=== Problem statement ===
Extract each line holding the word "水混合物或乳化液" from the entries.

=== Source material ===
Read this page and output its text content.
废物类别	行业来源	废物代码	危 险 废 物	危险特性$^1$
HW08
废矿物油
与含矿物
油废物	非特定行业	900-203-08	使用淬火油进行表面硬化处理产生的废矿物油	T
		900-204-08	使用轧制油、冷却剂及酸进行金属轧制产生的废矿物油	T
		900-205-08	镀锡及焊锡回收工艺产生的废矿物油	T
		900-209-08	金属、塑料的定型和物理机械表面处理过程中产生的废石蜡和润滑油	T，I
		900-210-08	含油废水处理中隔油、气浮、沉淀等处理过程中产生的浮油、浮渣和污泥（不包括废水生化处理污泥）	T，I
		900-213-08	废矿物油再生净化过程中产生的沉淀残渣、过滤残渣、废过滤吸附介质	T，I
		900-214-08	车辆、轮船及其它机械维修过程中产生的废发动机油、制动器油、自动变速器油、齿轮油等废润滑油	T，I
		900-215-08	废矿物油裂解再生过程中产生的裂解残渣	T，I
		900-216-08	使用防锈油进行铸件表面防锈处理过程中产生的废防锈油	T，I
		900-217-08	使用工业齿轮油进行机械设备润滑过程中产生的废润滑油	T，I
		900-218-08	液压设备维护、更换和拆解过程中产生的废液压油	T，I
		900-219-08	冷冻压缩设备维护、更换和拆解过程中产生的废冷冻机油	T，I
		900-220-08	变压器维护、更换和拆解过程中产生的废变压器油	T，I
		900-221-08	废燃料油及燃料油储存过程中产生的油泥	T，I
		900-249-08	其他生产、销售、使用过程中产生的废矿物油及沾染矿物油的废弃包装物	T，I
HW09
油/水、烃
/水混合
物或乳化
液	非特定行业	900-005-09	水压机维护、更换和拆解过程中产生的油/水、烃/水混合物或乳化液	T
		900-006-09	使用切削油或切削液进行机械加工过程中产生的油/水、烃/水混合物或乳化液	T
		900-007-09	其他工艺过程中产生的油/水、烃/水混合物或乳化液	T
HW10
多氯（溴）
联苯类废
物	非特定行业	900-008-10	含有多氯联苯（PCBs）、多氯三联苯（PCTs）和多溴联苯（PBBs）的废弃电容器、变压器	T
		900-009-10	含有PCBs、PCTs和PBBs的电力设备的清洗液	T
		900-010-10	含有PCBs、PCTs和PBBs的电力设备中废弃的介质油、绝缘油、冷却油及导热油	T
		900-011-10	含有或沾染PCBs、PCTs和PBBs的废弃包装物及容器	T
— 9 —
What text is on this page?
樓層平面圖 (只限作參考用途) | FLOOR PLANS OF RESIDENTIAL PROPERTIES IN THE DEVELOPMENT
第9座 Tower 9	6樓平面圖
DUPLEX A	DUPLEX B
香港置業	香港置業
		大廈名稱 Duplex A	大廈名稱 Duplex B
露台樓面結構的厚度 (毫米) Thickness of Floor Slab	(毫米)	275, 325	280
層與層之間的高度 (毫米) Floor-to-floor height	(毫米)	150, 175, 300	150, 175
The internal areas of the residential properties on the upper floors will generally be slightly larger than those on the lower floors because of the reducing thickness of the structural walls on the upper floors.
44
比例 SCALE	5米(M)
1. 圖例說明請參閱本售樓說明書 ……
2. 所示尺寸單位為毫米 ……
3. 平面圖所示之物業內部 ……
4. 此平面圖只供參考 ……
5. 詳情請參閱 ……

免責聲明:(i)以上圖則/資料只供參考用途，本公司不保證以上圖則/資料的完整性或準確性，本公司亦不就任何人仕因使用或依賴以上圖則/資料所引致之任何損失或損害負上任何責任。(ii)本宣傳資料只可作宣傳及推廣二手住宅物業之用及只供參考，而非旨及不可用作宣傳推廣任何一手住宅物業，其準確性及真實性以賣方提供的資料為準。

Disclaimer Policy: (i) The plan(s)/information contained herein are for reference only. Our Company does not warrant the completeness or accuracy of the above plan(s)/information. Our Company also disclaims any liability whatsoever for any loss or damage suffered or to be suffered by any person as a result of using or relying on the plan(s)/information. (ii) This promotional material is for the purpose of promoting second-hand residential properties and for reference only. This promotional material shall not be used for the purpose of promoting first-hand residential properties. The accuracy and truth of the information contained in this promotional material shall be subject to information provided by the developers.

=== Exercise result ===
液	非特定行业	900-005-09	水压机维护、更换和拆解过程中产生的油/水、烃/水混合物或乳化液	T
		900-006-09	使用切削油或切削液进行机械加工过程中产生的油/水、烃/水混合物或乳化液	T
		900-007-09	其他工艺过程中产生的油/水、烃/水混合物或乳化液	T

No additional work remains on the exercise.